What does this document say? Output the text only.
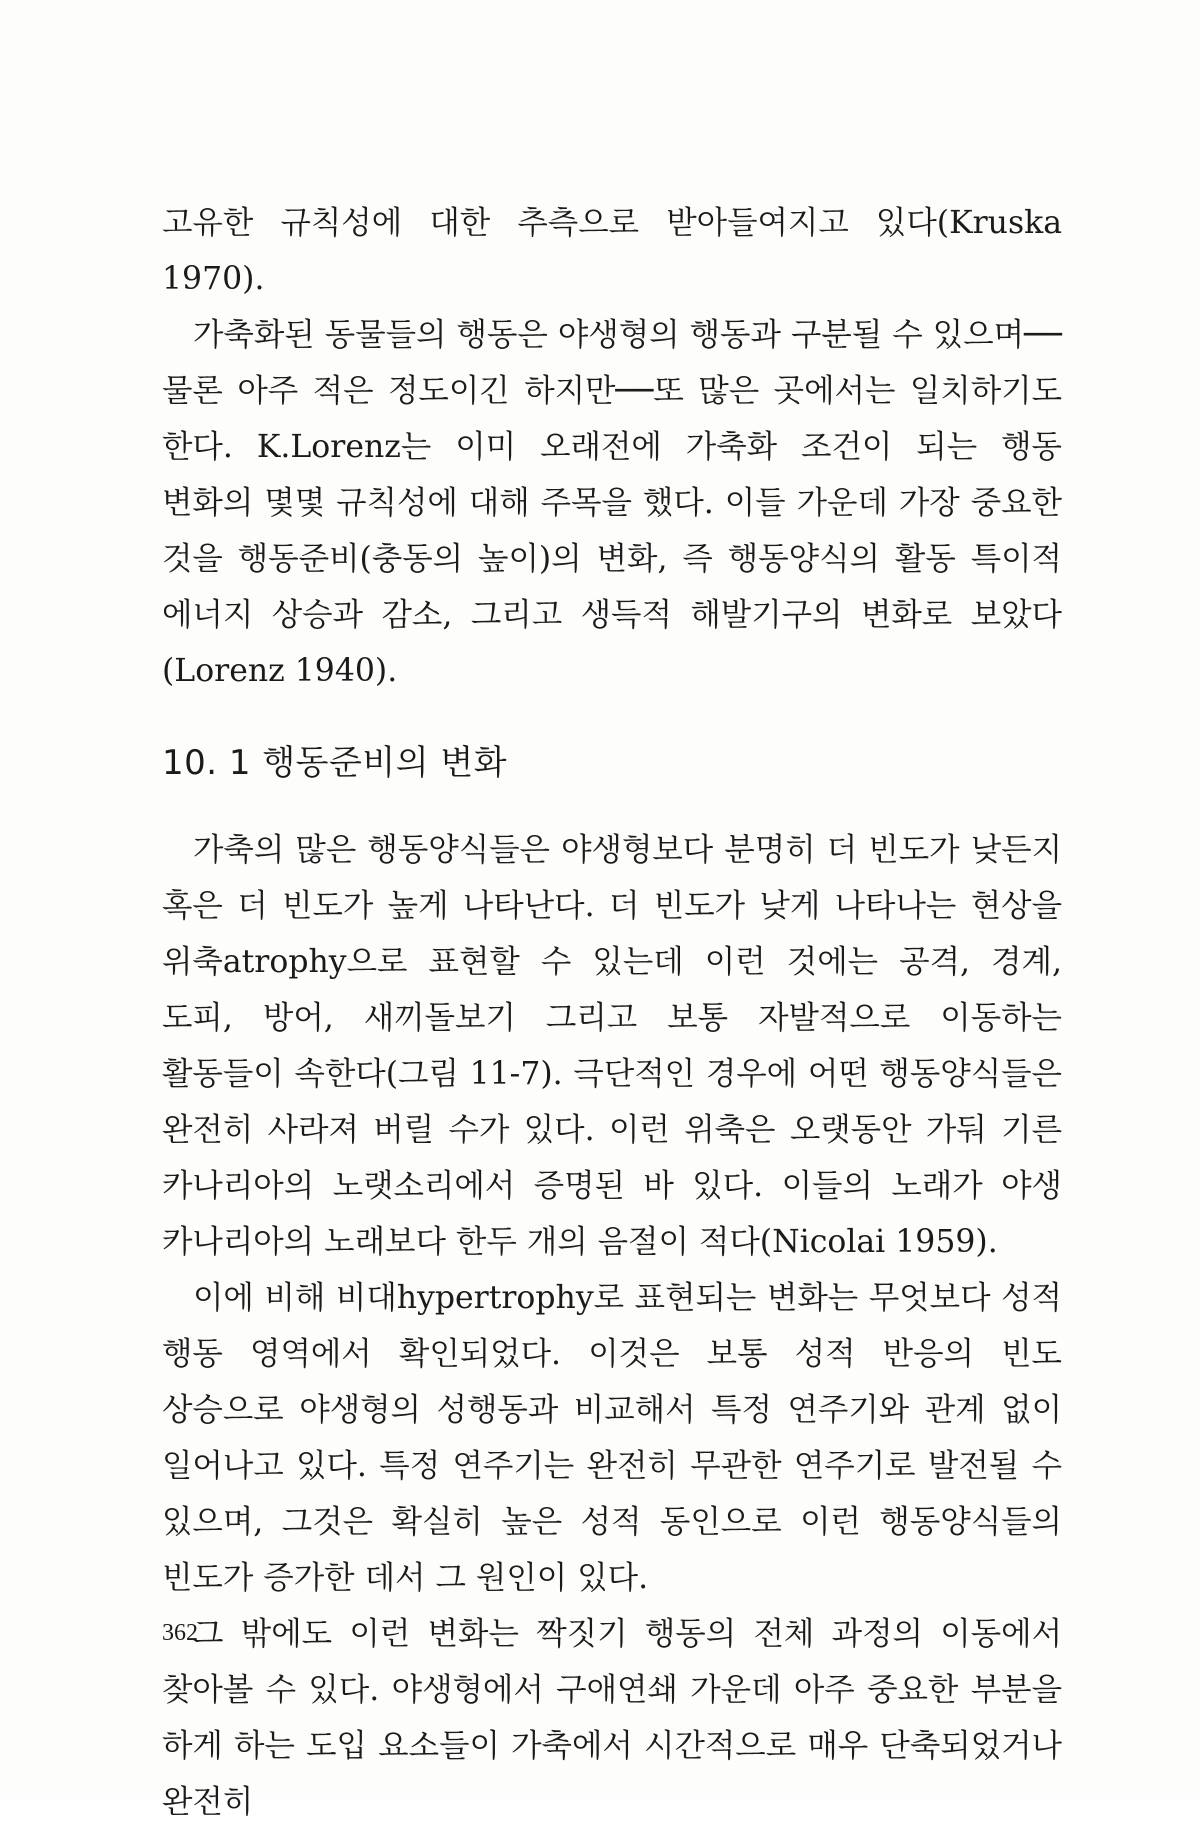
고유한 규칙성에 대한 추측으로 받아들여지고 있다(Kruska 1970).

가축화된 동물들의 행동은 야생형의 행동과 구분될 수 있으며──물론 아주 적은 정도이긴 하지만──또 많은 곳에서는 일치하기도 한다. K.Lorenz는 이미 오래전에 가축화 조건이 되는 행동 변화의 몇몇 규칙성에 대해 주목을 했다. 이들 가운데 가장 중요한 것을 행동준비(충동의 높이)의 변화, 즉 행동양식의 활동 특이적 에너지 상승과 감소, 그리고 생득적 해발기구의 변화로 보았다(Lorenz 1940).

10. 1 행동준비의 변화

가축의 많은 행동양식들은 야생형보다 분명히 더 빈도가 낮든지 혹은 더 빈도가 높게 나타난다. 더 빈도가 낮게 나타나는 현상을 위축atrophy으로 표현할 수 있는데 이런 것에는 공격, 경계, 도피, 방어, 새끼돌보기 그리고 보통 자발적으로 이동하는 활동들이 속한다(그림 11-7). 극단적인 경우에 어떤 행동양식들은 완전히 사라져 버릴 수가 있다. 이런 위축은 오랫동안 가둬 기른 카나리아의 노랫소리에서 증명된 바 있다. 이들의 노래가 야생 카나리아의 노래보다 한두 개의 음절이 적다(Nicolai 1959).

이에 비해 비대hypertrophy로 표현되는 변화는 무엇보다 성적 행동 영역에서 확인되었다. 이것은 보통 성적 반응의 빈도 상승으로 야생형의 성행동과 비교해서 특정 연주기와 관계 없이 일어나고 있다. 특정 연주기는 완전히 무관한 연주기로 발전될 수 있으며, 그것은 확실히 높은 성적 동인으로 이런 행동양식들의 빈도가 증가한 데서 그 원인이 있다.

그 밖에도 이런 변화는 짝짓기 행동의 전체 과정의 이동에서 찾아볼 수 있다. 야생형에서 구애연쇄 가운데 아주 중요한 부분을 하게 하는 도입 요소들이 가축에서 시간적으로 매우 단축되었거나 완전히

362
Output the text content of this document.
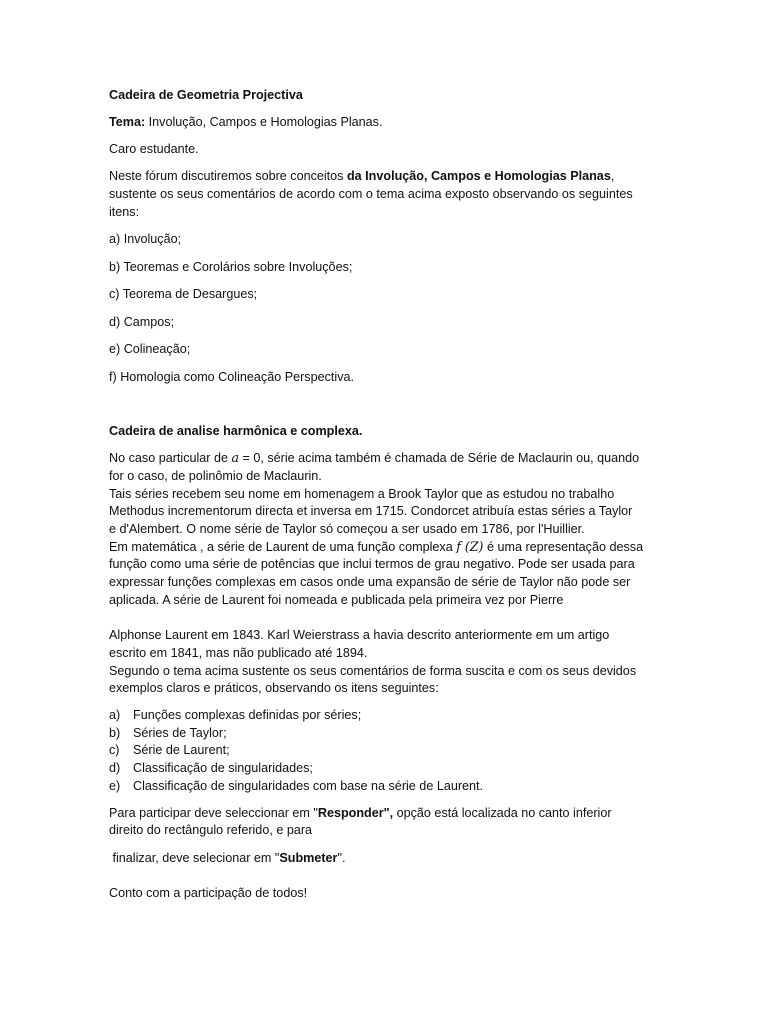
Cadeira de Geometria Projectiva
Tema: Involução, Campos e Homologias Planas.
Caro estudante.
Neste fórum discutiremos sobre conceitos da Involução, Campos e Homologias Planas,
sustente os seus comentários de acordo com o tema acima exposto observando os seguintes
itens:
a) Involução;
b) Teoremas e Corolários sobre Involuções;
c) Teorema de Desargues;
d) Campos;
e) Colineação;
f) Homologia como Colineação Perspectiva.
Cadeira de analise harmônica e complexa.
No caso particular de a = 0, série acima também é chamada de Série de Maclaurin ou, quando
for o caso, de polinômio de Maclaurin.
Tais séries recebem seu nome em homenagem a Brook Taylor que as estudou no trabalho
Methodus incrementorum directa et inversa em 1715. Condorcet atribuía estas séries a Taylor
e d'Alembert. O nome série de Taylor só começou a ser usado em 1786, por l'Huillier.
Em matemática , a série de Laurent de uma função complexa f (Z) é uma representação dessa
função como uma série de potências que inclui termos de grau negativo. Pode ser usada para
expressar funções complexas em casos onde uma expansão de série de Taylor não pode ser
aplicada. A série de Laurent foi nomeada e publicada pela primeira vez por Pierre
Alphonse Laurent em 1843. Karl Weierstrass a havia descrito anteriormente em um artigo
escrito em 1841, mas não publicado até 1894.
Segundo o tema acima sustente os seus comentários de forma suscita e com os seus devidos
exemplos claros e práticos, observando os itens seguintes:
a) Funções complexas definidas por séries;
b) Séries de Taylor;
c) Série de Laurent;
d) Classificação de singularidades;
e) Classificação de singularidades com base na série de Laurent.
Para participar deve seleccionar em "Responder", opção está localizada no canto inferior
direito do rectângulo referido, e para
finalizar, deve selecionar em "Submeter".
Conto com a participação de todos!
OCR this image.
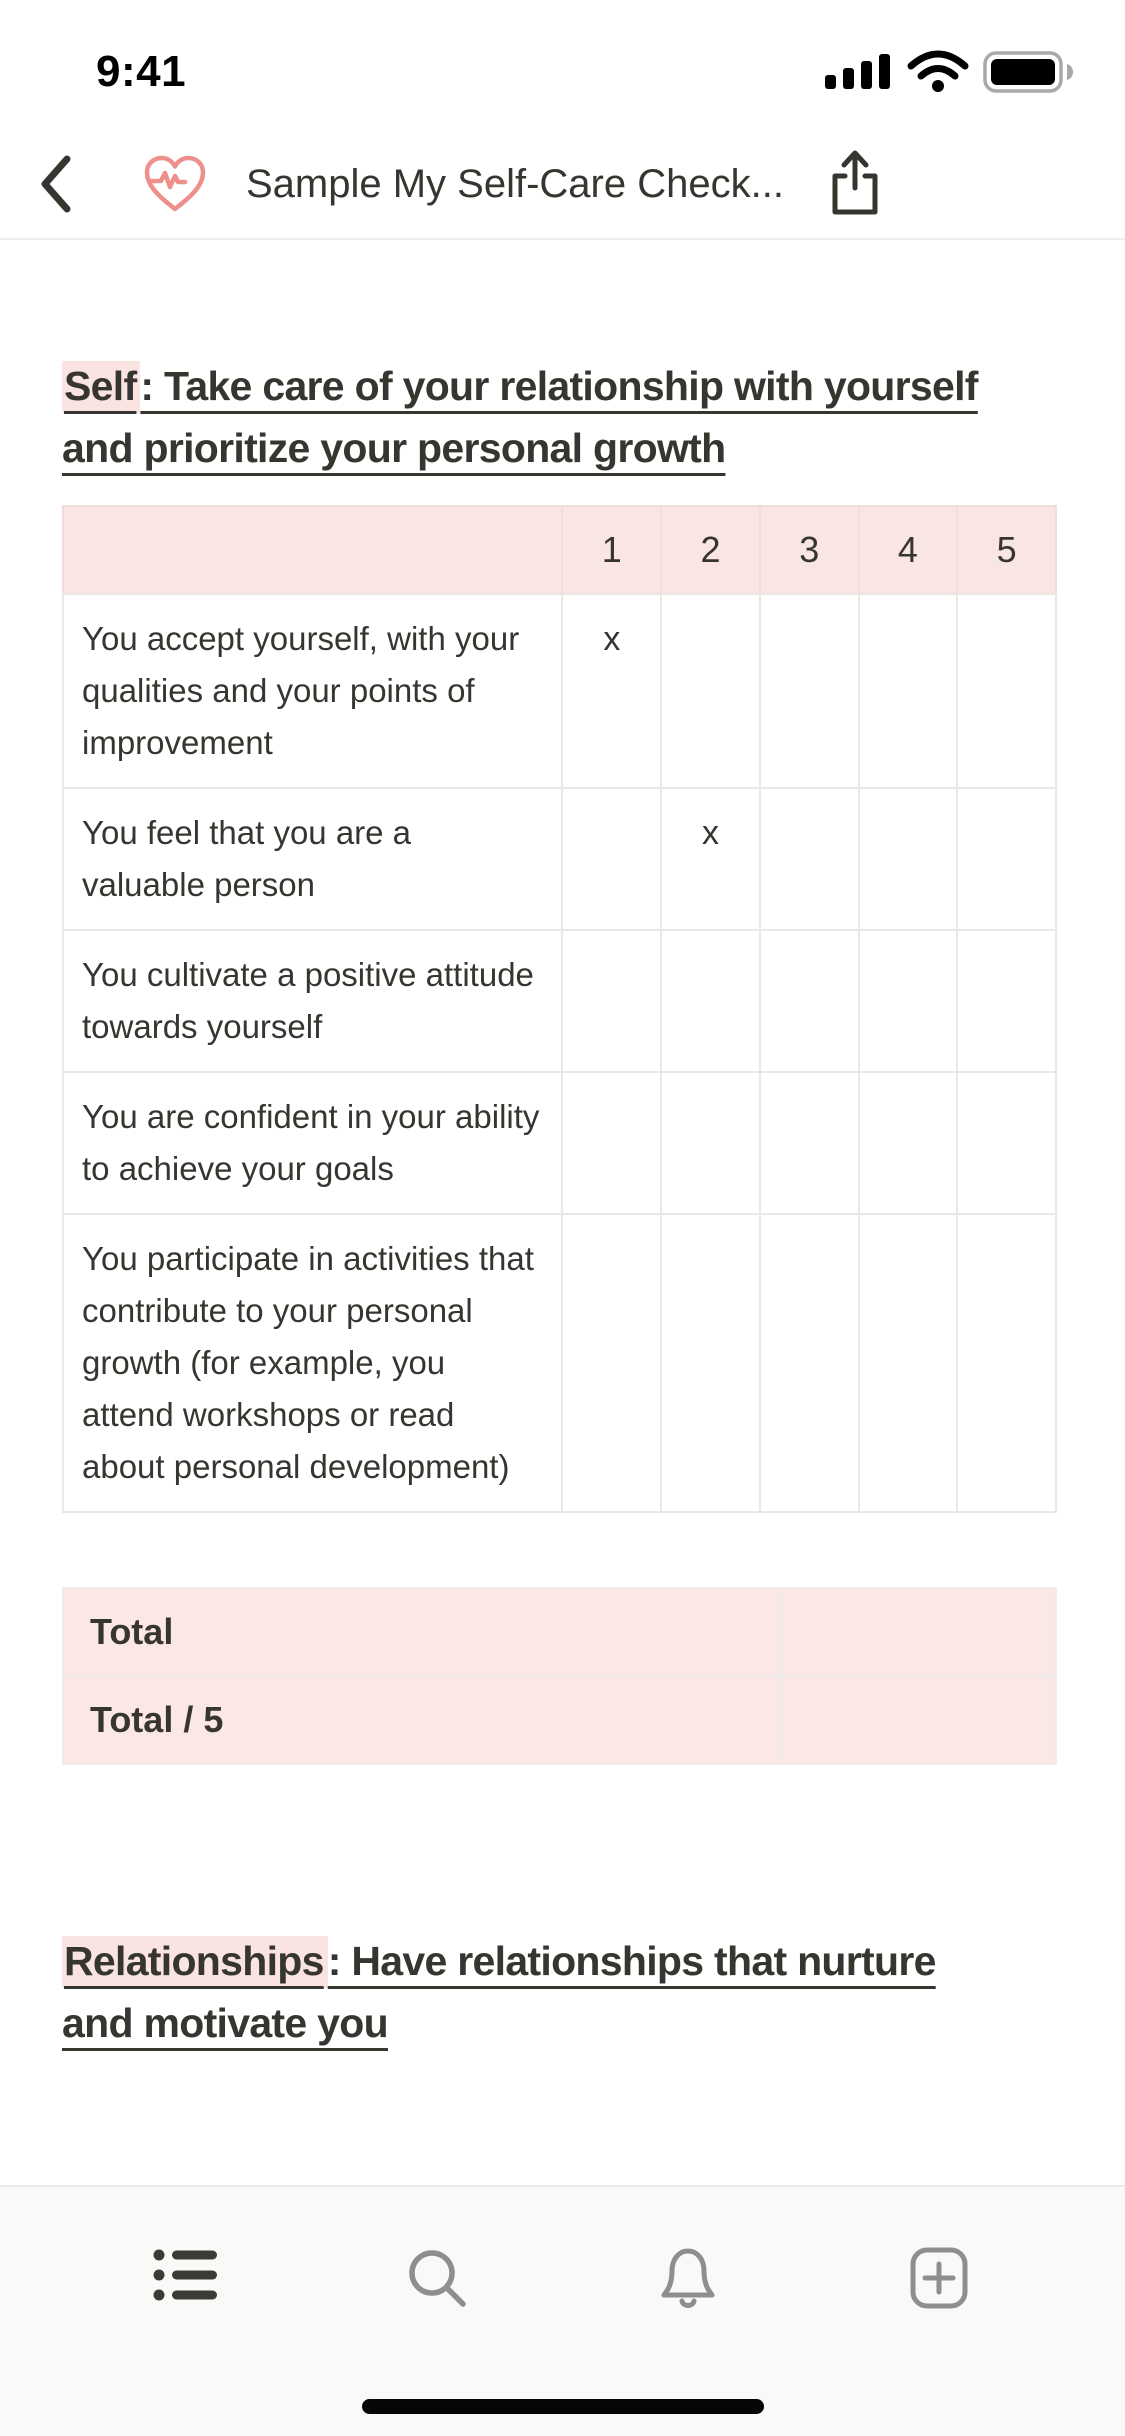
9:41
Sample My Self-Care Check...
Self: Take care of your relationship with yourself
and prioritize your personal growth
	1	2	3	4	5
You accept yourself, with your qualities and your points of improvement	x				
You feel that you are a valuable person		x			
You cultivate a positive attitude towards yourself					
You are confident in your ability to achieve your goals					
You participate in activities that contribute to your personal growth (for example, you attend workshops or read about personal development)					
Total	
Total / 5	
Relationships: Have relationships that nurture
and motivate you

*Directions for this task*
What is the number of lines holding the word "seus"? State it alone.

*Output of the task*
2